Data entries for graphics:
▬▬▬
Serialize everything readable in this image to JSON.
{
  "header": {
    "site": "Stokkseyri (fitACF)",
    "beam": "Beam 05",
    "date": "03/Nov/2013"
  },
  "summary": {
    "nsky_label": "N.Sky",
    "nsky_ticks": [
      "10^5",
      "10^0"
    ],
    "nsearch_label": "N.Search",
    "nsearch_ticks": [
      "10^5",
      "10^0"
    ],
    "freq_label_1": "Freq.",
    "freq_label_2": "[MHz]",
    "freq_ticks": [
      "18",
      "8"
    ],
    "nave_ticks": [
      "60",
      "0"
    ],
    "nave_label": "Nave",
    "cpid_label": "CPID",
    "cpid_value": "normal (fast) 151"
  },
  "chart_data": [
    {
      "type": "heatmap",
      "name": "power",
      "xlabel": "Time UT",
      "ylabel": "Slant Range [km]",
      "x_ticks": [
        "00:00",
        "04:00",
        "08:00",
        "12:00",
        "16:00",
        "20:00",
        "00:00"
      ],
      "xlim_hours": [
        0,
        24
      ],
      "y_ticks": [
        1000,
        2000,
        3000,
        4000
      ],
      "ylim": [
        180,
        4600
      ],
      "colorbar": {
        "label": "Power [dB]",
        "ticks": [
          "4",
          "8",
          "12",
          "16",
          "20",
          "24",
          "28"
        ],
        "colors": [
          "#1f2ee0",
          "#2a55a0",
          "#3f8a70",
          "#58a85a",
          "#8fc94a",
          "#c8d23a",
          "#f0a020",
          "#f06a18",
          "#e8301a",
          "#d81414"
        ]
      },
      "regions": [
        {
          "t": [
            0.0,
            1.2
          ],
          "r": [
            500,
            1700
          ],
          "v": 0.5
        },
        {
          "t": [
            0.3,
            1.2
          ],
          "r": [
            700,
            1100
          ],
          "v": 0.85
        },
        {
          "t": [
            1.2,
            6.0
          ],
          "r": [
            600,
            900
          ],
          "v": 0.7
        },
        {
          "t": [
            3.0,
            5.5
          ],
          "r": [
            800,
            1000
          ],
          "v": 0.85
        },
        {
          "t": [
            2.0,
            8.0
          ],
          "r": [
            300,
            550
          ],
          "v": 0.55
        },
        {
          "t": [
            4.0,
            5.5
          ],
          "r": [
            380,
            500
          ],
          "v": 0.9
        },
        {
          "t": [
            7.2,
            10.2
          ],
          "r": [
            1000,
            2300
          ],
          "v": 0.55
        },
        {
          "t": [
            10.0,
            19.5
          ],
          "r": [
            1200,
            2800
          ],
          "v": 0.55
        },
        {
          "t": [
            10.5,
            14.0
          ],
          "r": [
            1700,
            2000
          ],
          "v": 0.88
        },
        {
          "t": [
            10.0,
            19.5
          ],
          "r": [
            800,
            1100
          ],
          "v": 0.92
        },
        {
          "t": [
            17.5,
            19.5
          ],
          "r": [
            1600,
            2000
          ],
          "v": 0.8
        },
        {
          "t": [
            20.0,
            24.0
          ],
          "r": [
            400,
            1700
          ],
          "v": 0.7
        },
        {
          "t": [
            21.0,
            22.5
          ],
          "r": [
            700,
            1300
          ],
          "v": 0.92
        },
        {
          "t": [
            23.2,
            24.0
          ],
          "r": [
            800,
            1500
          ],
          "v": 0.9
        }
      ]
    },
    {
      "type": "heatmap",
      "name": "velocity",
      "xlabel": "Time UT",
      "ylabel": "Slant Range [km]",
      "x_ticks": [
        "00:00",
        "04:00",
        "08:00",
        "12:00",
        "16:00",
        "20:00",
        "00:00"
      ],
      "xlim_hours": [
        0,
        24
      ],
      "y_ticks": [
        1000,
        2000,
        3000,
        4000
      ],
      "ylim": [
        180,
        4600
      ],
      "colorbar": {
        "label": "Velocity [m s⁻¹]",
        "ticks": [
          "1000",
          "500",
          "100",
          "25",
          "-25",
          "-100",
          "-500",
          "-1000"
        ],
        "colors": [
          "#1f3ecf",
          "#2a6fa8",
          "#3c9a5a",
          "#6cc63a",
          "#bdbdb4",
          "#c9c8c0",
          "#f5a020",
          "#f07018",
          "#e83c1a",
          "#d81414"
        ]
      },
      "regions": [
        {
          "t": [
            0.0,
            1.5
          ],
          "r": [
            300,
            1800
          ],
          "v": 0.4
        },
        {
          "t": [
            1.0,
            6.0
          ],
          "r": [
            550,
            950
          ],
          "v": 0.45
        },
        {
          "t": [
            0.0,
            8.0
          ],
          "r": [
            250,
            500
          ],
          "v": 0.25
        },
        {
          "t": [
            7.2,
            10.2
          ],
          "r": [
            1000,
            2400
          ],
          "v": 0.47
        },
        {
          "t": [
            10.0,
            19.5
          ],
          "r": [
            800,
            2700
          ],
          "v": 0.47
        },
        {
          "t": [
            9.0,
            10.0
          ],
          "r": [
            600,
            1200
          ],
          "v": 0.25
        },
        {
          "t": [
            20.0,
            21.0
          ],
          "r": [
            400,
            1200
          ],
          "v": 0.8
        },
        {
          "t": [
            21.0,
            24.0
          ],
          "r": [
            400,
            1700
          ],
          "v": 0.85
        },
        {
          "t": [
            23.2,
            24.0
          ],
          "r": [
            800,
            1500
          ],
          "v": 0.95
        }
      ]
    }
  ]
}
▬▬▬
> [Aim] Your task is to output the full set of records exactly as presented.

> [Result of this task]
Serialize everything readable in this image to JSON.
{
  "header": {
    "site": "Stokkseyri (fitACF)",
    "beam": "Beam 05",
    "date": "03/Nov/2013"
  },
  "summary": {
    "nsky_label": "N.Sky",
    "nsky_ticks": [
      "10^5",
      "10^0"
    ],
    "nsearch_label": "N.Search",
    "nsearch_ticks": [
      "10^5",
      "10^0"
    ],
    "freq_label_1": "Freq.",
    "freq_label_2": "[MHz]",
    "freq_ticks": [
      "18",
      "8"
    ],
    "nave_ticks": [
      "60",
      "0"
    ],
    "nave_label": "Nave",
    "cpid_label": "CPID",
    "cpid_value": "normal (fast) 151"
  },
  "chart_data": [
    {
      "type": "heatmap",
      "name": "power",
      "xlabel": "Time UT",
      "ylabel": "Slant Range [km]",
      "x_ticks": [
        "00:00",
        "04:00",
        "08:00",
        "12:00",
        "16:00",
        "20:00",
        "00:00"
      ],
      "xlim_hours": [
        0,
        24
      ],
      "y_ticks": [
        1000,
        2000,
        3000,
        4000
      ],
      "ylim": [
        180,
        4600
      ],
      "colorbar": {
        "label": "Power [dB]",
        "ticks": [
          "4",
          "8",
          "12",
          "16",
          "20",
          "24",
          "28"
        ],
        "colors": [
          "#1f2ee0",
          "#2a55a0",
          "#3f8a70",
          "#58a85a",
          "#8fc94a",
          "#c8d23a",
          "#f0a020",
          "#f06a18",
          "#e8301a",
          "#d81414"
        ]
      },
      "regions": [
        {
          "t": [
            0.0,
            1.2
          ],
          "r": [
            500,
            1700
          ],
          "v": 0.5
        },
        {
          "t": [
            0.3,
            1.2
          ],
          "r": [
            700,
            1100
          ],
          "v": 0.85
        },
        {
          "t": [
            1.2,
            6.0
          ],
          "r": [
            600,
            900
          ],
          "v": 0.7
        },
        {
          "t": [
            3.0,
            5.5
          ],
          "r": [
            800,
            1000
          ],
          "v": 0.85
        },
        {
          "t": [
            2.0,
            8.0
          ],
          "r": [
            300,
            550
          ],
          "v": 0.55
        },
        {
          "t": [
            4.0,
            5.5
          ],
          "r": [
            380,
            500
          ],
          "v": 0.9
        },
        {
          "t": [
            7.2,
            10.2
          ],
          "r": [
            1000,
            2300
          ],
          "v": 0.55
        },
        {
          "t": [
            10.0,
            19.5
          ],
          "r": [
            1200,
            2800
          ],
          "v": 0.55
        },
        {
          "t": [
            10.5,
            14.0
          ],
          "r": [
            1700,
            2000
          ],
          "v": 0.88
        },
        {
          "t": [
            10.0,
            19.5
          ],
          "r": [
            800,
            1100
          ],
          "v": 0.92
        },
        {
          "t": [
            17.5,
            19.5
          ],
          "r": [
            1600,
            2000
          ],
          "v": 0.8
        },
        {
          "t": [
            20.0,
            24.0
          ],
          "r": [
            400,
            1700
          ],
          "v": 0.7
        },
        {
          "t": [
            21.0,
            22.5
          ],
          "r": [
            700,
            1300
          ],
          "v": 0.92
        },
        {
          "t": [
            23.2,
            24.0
          ],
          "r": [
            800,
            1500
          ],
          "v": 0.9
        }
      ]
    },
    {
      "type": "heatmap",
      "name": "velocity",
      "xlabel": "Time UT",
      "ylabel": "Slant Range [km]",
      "x_ticks": [
        "00:00",
        "04:00",
        "08:00",
        "12:00",
        "16:00",
        "20:00",
        "00:00"
      ],
      "xlim_hours": [
        0,
        24
      ],
      "y_ticks": [
        1000,
        2000,
        3000,
        4000
      ],
      "ylim": [
        180,
        4600
      ],
      "colorbar": {
        "label": "Velocity [m s⁻¹]",
        "ticks": [
          "1000",
          "500",
          "100",
          "25",
          "-25",
          "-100",
          "-500",
          "-1000"
        ],
        "colors": [
          "#1f3ecf",
          "#2a6fa8",
          "#3c9a5a",
          "#6cc63a",
          "#bdbdb4",
          "#c9c8c0",
          "#f5a020",
          "#f07018",
          "#e83c1a",
          "#d81414"
        ]
      },
      "regions": [
        {
          "t": [
            0.0,
            1.5
          ],
          "r": [
            300,
            1800
          ],
          "v": 0.4
        },
        {
          "t": [
            1.0,
            6.0
          ],
          "r": [
            550,
            950
          ],
          "v": 0.45
        },
        {
          "t": [
            0.0,
            8.0
          ],
          "r": [
            250,
            500
          ],
          "v": 0.25
        },
        {
          "t": [
            7.2,
            10.2
          ],
          "r": [
            1000,
            2400
          ],
          "v": 0.47
        },
        {
          "t": [
            10.0,
            19.5
          ],
          "r": [
            800,
            2700
          ],
          "v": 0.47
        },
        {
          "t": [
            9.0,
            10.0
          ],
          "r": [
            600,
            1200
          ],
          "v": 0.25
        },
        {
          "t": [
            20.0,
            21.0
          ],
          "r": [
            400,
            1200
          ],
          "v": 0.8
        },
        {
          "t": [
            21.0,
            24.0
          ],
          "r": [
            400,
            1700
          ],
          "v": 0.85
        },
        {
          "t": [
            23.2,
            24.0
          ],
          "r": [
            800,
            1500
          ],
          "v": 0.95
        }
      ]
    }
  ]
}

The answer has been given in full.